■ Data listing
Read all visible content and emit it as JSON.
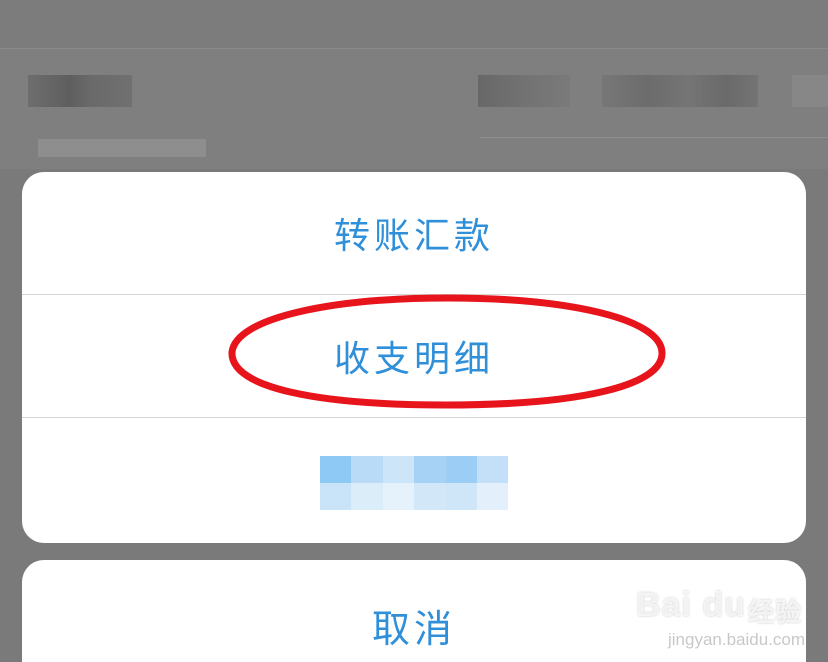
{
  "action_sheet": {
    "items": [
      {
        "label": "转账汇款"
      },
      {
        "label": "收支明细"
      },
      {
        "label": ""
      }
    ],
    "cancel_label": "取消"
  },
  "annotation": {
    "highlighted_item": "收支明细",
    "color": "#e8141c"
  },
  "watermark": {
    "brand": "Bai  du",
    "brand_cn": "经验",
    "url": "jingyan.baidu.com"
  },
  "colors": {
    "accent_text": "#2f8fd8",
    "overlay": "#7a7a7a",
    "sheet_bg": "#ffffff"
  }
}
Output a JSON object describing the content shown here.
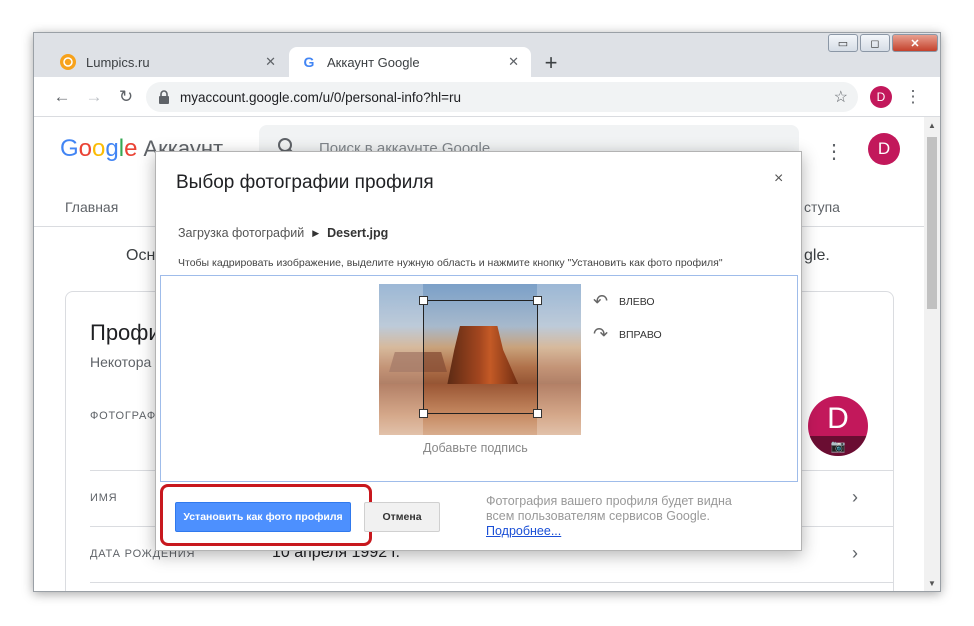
{
  "window": {
    "minimize": "▭",
    "maximize": "◻",
    "close": "✕"
  },
  "tabs": [
    {
      "label": "Lumpics.ru",
      "close": "✕"
    },
    {
      "label": "Аккаунт Google",
      "close": "✕"
    }
  ],
  "new_tab": "+",
  "toolbar": {
    "back": "←",
    "forward": "→",
    "reload": "↻",
    "url": "myaccount.google.com/u/0/personal-info?hl=ru",
    "star": "☆",
    "avatar_letter": "D",
    "menu": "⋮"
  },
  "page": {
    "logo": {
      "g": "G",
      "o1": "o",
      "o2": "o",
      "g2": "g",
      "l": "l",
      "e": "e",
      "suffix": "Аккаунт"
    },
    "search_placeholder": "Поиск в аккаунте Google",
    "avatar_letter": "D",
    "nav_home": "Главная",
    "nav_right": "ступа",
    "intro_left": "Осн",
    "intro_right": "gle.",
    "card_title": "Профи",
    "card_subtitle": "Некотора",
    "rows": [
      {
        "label": "ФОТОГРАФ",
        "value": ""
      },
      {
        "label": "ИМЯ",
        "value": ""
      },
      {
        "label": "ДАТА РОЖДЕНИЯ",
        "value": "10 апреля 1992 г."
      }
    ],
    "big_avatar_letter": "D"
  },
  "modal": {
    "title": "Выбор фотографии профиля",
    "close": "×",
    "breadcrumb_root": "Загрузка фотографий",
    "breadcrumb_file": "Desert.jpg",
    "hint": "Чтобы кадрировать изображение, выделите нужную область и нажмите кнопку \"Установить как фото профиля\"",
    "rotate_left": "ВЛЕВО",
    "rotate_right": "ВПРАВО",
    "caption": "Добавьте подпись",
    "set_button": "Установить как фото профиля",
    "cancel_button": "Отмена",
    "note_line1": "Фотография вашего профиля будет видна",
    "note_line2": "всем пользователям сервисов Google.",
    "note_link": "Подробнее..."
  },
  "colors": {
    "accent": "#4d90fe",
    "highlight": "#c8181e",
    "avatar": "#c2185b"
  }
}
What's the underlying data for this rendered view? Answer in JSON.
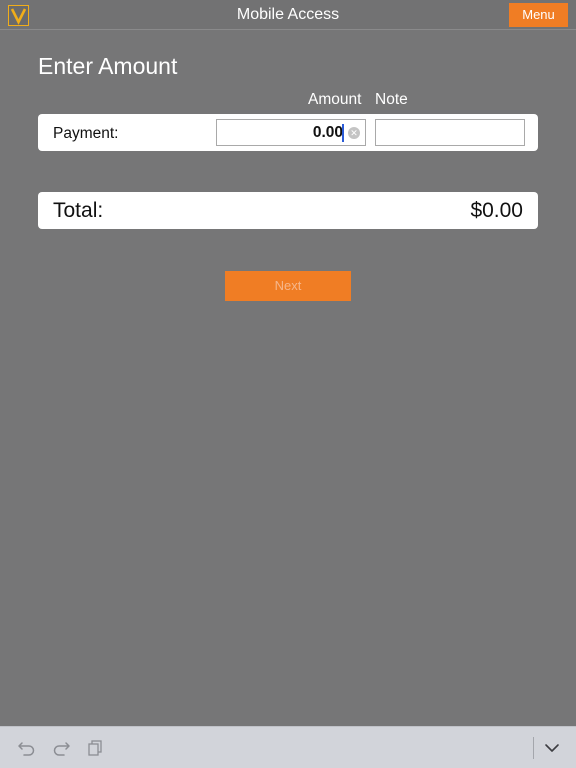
{
  "navbar": {
    "title": "Mobile Access",
    "menu_label": "Menu",
    "logo_icon": "v-logo-icon"
  },
  "form": {
    "heading": "Enter Amount",
    "col_amount": "Amount",
    "col_note": "Note",
    "payment_label": "Payment:",
    "amount_value": "0.00",
    "note_value": ""
  },
  "total": {
    "label": "Total:",
    "value": "$0.00"
  },
  "next_label": "Next",
  "toolbar": {
    "icons": [
      "undo-icon",
      "redo-icon",
      "paste-icon",
      "keyboard-dismiss-icon"
    ]
  },
  "colors": {
    "background": "#767677",
    "accent": "#f07d24",
    "logo_accent": "#f0ad1a",
    "card": "#ffffff"
  }
}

■ Exercise details
Pick out each line that holds the string "профиля".

■ Written answer
    "title": "Выбор фотографии профиля",
    "hint": "Чтобы кадрировать изображение, выделите нужную область и нажмите кнопку \"Установить как фото профиля\"",
    "set_button": "Установить как фото профиля",
    "note_line1": "Фотография вашего профиля будет видна",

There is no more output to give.